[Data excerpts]
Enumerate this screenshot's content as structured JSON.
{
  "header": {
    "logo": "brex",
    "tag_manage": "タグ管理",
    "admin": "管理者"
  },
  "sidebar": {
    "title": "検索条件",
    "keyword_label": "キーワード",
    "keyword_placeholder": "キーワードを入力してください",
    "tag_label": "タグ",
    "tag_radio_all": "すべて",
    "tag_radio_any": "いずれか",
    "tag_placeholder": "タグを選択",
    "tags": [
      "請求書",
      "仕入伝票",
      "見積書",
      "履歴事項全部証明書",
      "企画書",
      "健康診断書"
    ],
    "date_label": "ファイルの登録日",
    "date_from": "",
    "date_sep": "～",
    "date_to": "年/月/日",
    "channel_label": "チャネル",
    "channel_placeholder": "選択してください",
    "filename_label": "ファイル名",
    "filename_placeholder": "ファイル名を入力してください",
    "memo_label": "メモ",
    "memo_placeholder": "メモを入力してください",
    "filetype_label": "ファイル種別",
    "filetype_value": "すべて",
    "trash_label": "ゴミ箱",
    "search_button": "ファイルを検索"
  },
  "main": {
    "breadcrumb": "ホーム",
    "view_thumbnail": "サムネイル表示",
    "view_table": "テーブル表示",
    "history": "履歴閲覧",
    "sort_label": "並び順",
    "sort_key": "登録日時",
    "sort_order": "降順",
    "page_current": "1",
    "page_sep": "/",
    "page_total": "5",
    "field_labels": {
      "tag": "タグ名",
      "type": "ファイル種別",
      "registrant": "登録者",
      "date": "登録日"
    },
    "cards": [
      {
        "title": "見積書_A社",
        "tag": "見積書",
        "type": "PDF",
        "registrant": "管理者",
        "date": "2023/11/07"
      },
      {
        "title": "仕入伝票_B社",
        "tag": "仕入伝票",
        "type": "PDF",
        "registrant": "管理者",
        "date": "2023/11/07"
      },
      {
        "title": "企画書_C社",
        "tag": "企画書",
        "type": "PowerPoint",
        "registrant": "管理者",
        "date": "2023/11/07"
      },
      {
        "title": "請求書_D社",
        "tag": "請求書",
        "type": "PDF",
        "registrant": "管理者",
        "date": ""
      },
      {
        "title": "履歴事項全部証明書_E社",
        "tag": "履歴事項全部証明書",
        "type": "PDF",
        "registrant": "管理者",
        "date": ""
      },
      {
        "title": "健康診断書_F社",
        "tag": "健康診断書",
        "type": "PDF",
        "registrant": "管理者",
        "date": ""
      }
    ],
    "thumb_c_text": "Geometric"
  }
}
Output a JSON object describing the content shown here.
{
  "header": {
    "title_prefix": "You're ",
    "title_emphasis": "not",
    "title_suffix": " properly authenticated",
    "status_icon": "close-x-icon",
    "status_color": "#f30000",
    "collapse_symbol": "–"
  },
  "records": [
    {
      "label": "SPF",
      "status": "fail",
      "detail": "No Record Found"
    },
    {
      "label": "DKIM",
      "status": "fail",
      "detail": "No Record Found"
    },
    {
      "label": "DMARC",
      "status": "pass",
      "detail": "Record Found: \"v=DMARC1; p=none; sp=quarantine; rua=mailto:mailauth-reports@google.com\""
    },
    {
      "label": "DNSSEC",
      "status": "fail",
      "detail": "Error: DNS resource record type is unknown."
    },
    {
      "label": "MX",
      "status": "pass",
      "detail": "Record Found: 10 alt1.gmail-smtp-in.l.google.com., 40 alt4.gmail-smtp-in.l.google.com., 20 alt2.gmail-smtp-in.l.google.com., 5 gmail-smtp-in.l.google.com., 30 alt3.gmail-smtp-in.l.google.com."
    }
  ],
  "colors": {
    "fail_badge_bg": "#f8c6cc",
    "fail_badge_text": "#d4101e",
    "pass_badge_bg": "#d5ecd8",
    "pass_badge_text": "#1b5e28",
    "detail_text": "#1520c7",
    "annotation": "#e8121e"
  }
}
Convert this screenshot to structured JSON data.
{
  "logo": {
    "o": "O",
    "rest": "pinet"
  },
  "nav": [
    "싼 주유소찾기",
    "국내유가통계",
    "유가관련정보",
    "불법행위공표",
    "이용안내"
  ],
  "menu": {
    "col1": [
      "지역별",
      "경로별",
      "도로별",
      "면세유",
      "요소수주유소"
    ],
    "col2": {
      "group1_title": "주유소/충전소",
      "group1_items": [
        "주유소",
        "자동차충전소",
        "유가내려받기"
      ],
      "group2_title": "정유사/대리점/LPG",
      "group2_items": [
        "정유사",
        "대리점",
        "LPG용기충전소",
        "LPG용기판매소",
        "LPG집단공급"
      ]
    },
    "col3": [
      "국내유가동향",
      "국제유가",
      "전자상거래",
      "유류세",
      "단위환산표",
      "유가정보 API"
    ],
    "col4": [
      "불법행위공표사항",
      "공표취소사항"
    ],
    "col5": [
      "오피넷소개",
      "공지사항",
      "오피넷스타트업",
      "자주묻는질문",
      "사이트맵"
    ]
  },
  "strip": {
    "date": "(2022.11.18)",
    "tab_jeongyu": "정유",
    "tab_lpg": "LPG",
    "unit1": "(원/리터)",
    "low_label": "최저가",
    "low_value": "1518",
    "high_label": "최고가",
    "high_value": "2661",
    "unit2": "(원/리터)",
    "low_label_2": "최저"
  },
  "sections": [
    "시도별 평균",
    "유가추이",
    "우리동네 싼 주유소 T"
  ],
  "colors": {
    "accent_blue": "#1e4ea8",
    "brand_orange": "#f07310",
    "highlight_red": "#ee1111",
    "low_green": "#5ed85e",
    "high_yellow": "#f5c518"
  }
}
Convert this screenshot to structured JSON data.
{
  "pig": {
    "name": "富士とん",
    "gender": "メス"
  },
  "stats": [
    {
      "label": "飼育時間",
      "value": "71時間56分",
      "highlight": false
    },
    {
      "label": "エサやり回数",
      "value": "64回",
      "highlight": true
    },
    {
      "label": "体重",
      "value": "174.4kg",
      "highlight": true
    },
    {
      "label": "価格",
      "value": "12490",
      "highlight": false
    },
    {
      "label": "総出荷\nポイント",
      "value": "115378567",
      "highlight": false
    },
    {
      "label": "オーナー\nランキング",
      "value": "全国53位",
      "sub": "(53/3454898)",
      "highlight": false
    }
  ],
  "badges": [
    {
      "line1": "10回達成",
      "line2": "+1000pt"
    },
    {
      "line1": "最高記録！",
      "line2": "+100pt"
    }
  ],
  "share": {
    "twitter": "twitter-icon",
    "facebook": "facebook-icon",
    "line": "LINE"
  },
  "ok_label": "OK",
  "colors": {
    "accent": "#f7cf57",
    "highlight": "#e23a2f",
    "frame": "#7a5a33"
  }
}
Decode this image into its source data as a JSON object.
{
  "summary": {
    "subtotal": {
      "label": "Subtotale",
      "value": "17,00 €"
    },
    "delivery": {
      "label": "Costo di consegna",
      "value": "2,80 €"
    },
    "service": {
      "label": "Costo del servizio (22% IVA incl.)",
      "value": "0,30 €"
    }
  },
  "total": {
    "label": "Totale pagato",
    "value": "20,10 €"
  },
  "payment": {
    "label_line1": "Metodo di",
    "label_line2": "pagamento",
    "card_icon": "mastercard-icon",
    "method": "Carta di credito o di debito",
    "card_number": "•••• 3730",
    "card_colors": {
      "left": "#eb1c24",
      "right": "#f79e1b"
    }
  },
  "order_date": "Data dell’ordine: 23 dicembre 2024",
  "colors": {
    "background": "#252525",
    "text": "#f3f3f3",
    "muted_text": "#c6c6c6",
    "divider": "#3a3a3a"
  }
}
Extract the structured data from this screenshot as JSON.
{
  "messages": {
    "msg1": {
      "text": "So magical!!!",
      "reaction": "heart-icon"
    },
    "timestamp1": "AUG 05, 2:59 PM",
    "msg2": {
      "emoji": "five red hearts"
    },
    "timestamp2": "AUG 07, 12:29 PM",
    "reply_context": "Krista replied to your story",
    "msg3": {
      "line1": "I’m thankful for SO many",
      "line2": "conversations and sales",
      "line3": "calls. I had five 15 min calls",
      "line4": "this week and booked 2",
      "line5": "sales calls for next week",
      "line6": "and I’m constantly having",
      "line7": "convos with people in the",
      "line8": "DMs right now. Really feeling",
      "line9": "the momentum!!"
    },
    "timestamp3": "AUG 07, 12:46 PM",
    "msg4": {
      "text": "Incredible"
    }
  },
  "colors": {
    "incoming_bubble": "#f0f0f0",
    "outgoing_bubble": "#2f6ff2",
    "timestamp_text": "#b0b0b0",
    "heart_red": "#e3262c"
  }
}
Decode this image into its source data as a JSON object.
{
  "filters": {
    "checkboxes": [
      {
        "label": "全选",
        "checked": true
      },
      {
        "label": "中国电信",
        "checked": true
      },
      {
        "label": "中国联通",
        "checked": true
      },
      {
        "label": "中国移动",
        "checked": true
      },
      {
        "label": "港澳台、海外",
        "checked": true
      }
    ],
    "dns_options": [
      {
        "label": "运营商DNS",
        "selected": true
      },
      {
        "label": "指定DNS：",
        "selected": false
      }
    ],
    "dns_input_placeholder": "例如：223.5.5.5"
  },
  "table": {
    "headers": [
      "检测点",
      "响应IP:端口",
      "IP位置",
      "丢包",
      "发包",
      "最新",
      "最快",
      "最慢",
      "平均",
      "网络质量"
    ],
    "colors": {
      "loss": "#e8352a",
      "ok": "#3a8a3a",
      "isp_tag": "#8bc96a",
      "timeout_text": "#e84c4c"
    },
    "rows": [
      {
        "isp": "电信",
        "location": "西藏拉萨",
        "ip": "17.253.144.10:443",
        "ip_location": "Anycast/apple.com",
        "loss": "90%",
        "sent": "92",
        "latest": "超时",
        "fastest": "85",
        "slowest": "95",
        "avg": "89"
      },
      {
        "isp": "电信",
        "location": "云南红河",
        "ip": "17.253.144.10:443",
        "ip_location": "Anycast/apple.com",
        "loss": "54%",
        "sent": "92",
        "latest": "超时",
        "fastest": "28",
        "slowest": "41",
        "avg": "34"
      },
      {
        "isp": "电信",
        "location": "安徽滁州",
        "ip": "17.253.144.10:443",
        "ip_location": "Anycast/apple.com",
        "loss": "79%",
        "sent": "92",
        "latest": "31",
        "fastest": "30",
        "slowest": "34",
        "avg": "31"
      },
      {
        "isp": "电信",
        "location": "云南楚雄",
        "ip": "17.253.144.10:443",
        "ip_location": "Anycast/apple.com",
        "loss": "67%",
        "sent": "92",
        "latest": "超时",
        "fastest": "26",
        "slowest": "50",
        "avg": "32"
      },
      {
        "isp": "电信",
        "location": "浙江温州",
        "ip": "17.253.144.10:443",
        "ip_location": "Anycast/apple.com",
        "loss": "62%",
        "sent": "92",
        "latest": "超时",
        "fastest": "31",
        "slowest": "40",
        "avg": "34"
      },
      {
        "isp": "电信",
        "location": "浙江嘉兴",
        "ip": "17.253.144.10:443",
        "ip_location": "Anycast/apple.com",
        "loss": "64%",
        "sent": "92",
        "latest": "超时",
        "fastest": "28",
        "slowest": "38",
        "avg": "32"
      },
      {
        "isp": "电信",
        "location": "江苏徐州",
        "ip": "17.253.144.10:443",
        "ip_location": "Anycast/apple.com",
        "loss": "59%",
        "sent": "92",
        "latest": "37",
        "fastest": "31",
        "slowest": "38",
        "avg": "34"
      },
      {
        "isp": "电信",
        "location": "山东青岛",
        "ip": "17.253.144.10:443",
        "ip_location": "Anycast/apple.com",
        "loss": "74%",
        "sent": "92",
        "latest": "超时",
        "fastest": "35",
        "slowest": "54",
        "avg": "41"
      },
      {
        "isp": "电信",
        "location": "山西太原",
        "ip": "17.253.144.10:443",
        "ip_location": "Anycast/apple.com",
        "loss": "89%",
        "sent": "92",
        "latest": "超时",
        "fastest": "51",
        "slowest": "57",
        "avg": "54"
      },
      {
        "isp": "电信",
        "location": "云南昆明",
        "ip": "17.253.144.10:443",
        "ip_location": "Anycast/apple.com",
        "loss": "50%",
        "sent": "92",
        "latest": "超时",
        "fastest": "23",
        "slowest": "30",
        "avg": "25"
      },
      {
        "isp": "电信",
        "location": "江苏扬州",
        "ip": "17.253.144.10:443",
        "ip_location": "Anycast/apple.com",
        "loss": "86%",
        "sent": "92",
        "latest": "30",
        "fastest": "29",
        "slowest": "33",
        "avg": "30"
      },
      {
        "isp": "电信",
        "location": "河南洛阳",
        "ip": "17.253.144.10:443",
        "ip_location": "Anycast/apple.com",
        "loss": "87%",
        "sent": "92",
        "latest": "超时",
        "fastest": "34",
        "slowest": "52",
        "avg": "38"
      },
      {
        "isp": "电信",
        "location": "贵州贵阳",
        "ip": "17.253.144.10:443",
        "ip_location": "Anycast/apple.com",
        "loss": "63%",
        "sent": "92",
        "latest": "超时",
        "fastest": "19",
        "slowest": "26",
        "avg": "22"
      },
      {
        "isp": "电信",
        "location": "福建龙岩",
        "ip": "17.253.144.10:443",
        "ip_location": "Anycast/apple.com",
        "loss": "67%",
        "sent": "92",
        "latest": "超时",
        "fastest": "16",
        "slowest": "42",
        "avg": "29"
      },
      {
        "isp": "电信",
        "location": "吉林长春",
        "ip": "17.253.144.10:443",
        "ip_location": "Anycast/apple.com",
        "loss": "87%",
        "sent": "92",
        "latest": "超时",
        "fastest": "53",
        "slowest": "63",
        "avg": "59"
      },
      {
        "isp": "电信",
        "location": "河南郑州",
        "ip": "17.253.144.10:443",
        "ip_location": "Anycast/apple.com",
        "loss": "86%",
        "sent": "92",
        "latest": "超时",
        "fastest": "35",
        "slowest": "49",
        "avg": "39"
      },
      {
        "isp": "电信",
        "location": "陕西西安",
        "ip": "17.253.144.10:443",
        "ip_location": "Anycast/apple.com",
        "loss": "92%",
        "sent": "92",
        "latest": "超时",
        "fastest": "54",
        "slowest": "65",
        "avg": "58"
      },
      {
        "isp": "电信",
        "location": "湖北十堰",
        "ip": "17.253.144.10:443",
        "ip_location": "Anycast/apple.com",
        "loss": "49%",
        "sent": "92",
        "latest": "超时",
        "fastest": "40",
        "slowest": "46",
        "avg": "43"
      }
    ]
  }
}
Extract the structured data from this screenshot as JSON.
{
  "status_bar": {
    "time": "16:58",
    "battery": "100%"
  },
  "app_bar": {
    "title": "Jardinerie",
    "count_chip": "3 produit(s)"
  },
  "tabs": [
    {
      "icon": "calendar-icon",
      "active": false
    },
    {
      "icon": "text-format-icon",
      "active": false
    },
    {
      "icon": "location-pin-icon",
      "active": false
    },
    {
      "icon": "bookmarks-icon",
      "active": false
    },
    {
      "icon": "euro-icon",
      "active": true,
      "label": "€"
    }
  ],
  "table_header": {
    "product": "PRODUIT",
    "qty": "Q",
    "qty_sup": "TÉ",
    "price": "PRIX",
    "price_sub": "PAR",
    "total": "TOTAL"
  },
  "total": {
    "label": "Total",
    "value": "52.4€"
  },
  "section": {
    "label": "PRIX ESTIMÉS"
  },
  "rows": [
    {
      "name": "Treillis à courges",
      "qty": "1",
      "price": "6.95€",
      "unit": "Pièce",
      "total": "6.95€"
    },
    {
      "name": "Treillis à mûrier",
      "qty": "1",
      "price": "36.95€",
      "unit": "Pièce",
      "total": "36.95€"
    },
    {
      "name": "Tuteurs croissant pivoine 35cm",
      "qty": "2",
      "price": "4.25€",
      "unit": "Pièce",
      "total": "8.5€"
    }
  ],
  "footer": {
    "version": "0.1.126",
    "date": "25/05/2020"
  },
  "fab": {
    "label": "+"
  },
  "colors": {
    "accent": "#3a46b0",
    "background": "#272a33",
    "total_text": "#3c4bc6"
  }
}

Stated task | Pull out every line containing "background".

Solution to this problem |
    "background": "#252525",
    "background": "#272a33",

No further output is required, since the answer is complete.